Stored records
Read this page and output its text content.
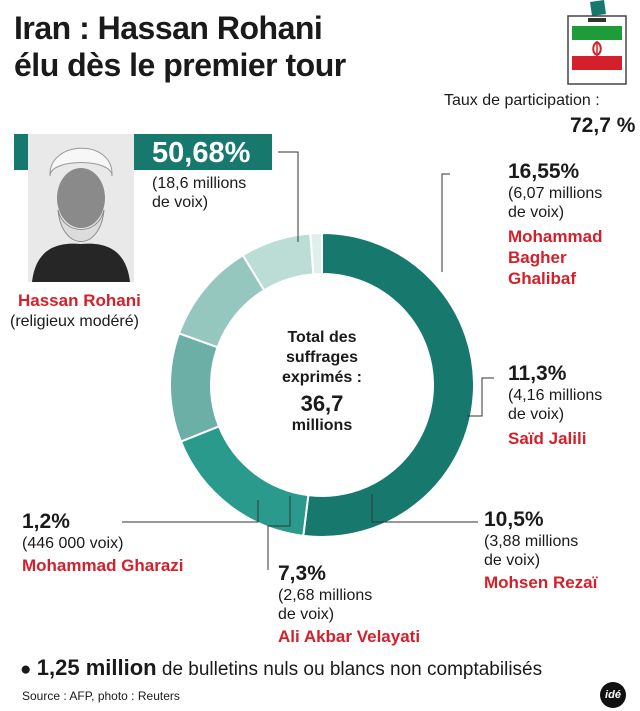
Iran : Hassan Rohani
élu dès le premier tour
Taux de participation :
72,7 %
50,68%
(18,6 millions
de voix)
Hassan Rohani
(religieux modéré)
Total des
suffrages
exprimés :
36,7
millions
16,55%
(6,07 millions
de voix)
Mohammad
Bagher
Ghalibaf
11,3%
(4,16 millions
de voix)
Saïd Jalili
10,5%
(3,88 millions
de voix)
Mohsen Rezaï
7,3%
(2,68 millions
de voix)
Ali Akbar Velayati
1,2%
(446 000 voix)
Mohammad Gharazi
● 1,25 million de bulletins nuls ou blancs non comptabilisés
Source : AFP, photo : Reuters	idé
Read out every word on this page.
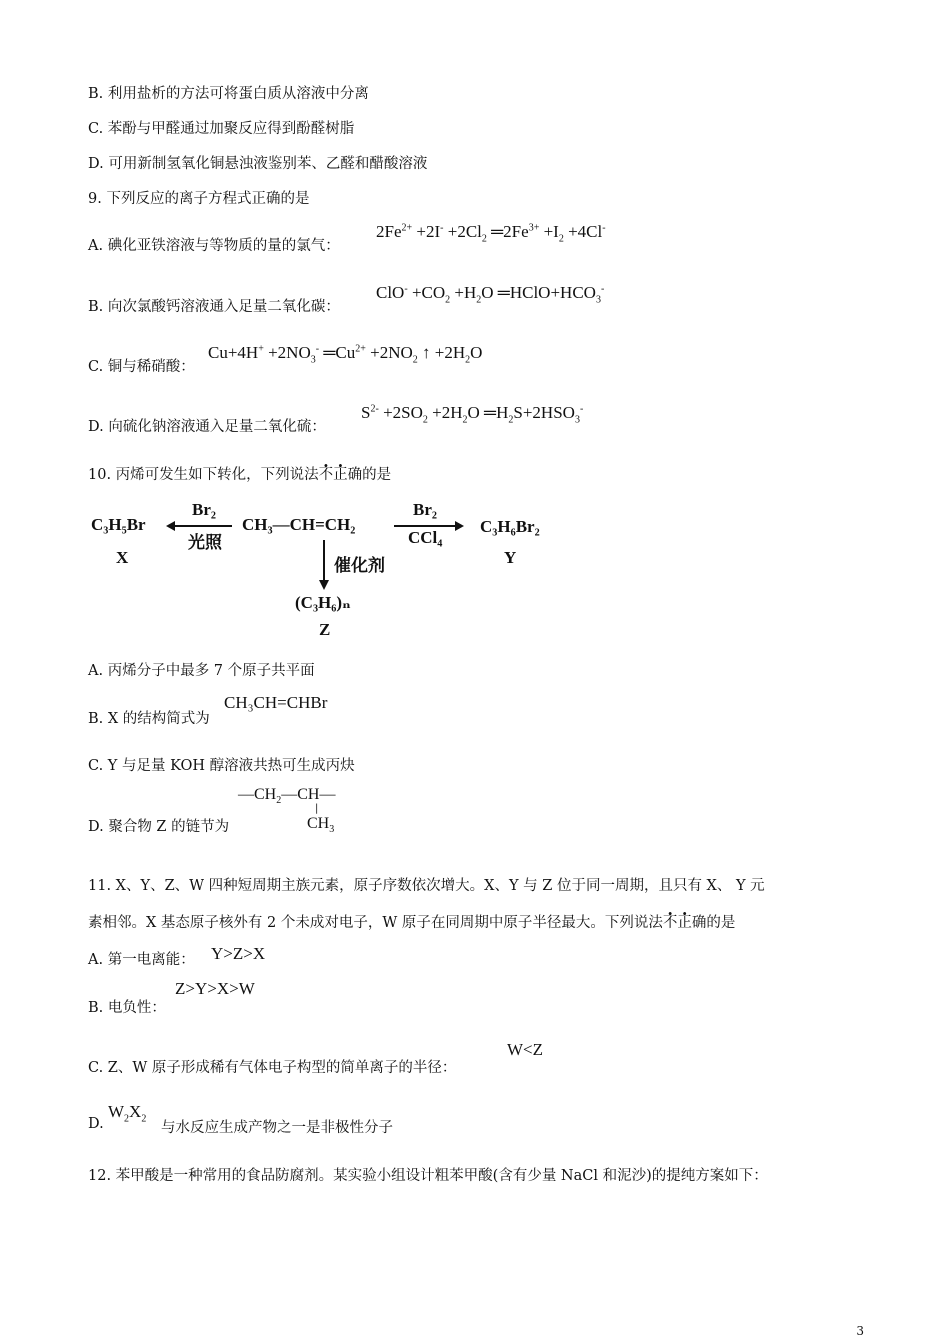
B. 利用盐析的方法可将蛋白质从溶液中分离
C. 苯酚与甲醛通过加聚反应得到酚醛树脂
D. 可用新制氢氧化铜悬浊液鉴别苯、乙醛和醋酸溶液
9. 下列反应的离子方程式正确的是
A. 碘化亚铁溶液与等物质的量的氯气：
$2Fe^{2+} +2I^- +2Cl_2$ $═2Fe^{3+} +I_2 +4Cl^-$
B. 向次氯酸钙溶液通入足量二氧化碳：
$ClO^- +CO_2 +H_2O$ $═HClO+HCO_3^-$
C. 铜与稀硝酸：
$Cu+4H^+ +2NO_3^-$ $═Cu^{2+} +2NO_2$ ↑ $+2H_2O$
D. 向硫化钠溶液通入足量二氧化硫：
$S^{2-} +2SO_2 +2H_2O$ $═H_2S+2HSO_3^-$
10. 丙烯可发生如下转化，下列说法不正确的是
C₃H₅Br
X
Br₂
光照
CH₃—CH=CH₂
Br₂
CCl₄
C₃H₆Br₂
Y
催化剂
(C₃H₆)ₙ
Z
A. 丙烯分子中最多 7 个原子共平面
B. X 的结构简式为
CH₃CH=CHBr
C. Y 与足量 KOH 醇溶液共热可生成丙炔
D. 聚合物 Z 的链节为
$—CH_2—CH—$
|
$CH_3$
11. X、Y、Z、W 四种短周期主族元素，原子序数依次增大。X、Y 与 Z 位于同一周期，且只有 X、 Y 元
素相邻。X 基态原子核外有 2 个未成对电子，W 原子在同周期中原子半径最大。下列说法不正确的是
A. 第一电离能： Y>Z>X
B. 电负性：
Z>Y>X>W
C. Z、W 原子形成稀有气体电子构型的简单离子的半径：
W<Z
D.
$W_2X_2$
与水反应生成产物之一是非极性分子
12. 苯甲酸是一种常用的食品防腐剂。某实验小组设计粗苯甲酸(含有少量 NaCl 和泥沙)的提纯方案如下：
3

THE TASK
Reproduce precisely the lines of the listing above, from the line containing "Read out every word on this page." to the last line, both ends included. Pictures are to be omitted.

RESULT
Read out every word on this page.
B. 利用盐析的方法可将蛋白质从溶液中分离
C. 苯酚与甲醛通过加聚反应得到酚醛树脂
D. 可用新制氢氧化铜悬浊液鉴别苯、乙醛和醋酸溶液
9. 下列反应的离子方程式正确的是
A. 碘化亚铁溶液与等物质的量的氯气：
$2Fe^{2+} +2I^- +2Cl_2$ $═2Fe^{3+} +I_2 +4Cl^-$
B. 向次氯酸钙溶液通入足量二氧化碳：
$ClO^- +CO_2 +H_2O$ $═HClO+HCO_3^-$
C. 铜与稀硝酸：
$Cu+4H^+ +2NO_3^-$ $═Cu^{2+} +2NO_2$ ↑ $+2H_2O$
D. 向硫化钠溶液通入足量二氧化硫：
$S^{2-} +2SO_2 +2H_2O$ $═H_2S+2HSO_3^-$
10. 丙烯可发生如下转化，下列说法不正确的是
C₃H₅Br
X
Br₂
光照
CH₃—CH=CH₂
Br₂
CCl₄
C₃H₆Br₂
Y
催化剂
(C₃H₆)ₙ
Z
A. 丙烯分子中最多 7 个原子共平面
B. X 的结构简式为
CH₃CH=CHBr
C. Y 与足量 KOH 醇溶液共热可生成丙炔
D. 聚合物 Z 的链节为
$—CH_2—CH—$
|
$CH_3$
11. X、Y、Z、W 四种短周期主族元素，原子序数依次增大。X、Y 与 Z 位于同一周期，且只有 X、 Y 元
素相邻。X 基态原子核外有 2 个未成对电子，W 原子在同周期中原子半径最大。下列说法不正确的是
A. 第一电离能： Y>Z>X
B. 电负性：
Z>Y>X>W
C. Z、W 原子形成稀有气体电子构型的简单离子的半径：
W<Z
D.
$W_2X_2$
与水反应生成产物之一是非极性分子
12. 苯甲酸是一种常用的食品防腐剂。某实验小组设计粗苯甲酸(含有少量 NaCl 和泥沙)的提纯方案如下：
3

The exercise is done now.